• Data provided:
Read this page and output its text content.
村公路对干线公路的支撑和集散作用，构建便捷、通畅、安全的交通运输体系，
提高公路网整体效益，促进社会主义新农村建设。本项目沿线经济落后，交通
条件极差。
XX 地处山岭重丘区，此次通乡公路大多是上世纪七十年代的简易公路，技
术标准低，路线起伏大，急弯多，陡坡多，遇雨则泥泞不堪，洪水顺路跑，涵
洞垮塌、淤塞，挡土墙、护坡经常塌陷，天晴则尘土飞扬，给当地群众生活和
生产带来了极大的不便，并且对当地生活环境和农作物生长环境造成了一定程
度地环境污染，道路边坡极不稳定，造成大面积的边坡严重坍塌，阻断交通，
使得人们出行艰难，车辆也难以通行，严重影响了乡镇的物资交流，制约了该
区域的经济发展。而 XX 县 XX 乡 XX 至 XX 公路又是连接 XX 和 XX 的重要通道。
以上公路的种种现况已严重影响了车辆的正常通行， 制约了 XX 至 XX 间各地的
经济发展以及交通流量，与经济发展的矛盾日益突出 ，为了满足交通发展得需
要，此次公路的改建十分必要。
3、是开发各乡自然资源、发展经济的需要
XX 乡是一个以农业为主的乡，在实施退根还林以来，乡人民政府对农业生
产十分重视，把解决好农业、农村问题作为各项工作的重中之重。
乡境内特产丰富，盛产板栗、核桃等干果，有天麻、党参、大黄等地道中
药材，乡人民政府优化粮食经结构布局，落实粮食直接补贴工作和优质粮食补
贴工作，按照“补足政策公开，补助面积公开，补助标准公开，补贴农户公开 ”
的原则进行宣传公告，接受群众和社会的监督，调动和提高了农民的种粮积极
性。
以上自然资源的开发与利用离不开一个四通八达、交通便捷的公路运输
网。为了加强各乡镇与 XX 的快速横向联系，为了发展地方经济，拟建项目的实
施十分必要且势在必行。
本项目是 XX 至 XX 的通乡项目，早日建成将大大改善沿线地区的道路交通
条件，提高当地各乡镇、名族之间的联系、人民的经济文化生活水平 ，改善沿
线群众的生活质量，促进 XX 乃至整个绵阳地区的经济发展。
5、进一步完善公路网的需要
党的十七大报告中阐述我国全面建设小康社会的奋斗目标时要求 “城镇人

• Directions:
From the records above, extract every entry exactly as given.

• Task result:
Read this page and output its text content.
村公路对干线公路的支撑和集散作用，构建便捷、通畅、安全的交通运输体系，
提高公路网整体效益，促进社会主义新农村建设。本项目沿线经济落后，交通
条件极差。
XX 地处山岭重丘区，此次通乡公路大多是上世纪七十年代的简易公路，技
术标准低，路线起伏大，急弯多，陡坡多，遇雨则泥泞不堪，洪水顺路跑，涵
洞垮塌、淤塞，挡土墙、护坡经常塌陷，天晴则尘土飞扬，给当地群众生活和
生产带来了极大的不便，并且对当地生活环境和农作物生长环境造成了一定程
度地环境污染，道路边坡极不稳定，造成大面积的边坡严重坍塌，阻断交通，
使得人们出行艰难，车辆也难以通行，严重影响了乡镇的物资交流，制约了该
区域的经济发展。而 XX 县 XX 乡 XX 至 XX 公路又是连接 XX 和 XX 的重要通道。
以上公路的种种现况已严重影响了车辆的正常通行， 制约了 XX 至 XX 间各地的
经济发展以及交通流量，与经济发展的矛盾日益突出 ，为了满足交通发展得需
要，此次公路的改建十分必要。
3、是开发各乡自然资源、发展经济的需要
XX 乡是一个以农业为主的乡，在实施退根还林以来，乡人民政府对农业生
产十分重视，把解决好农业、农村问题作为各项工作的重中之重。
乡境内特产丰富，盛产板栗、核桃等干果，有天麻、党参、大黄等地道中
药材，乡人民政府优化粮食经结构布局，落实粮食直接补贴工作和优质粮食补
贴工作，按照“补足政策公开，补助面积公开，补助标准公开，补贴农户公开 ”
的原则进行宣传公告，接受群众和社会的监督，调动和提高了农民的种粮积极
性。
以上自然资源的开发与利用离不开一个四通八达、交通便捷的公路运输
网。为了加强各乡镇与 XX 的快速横向联系，为了发展地方经济，拟建项目的实
施十分必要且势在必行。
本项目是 XX 至 XX 的通乡项目，早日建成将大大改善沿线地区的道路交通
条件，提高当地各乡镇、名族之间的联系、人民的经济文化生活水平 ，改善沿
线群众的生活质量，促进 XX 乃至整个绵阳地区的经济发展。
5、进一步完善公路网的需要
党的十七大报告中阐述我国全面建设小康社会的奋斗目标时要求 “城镇人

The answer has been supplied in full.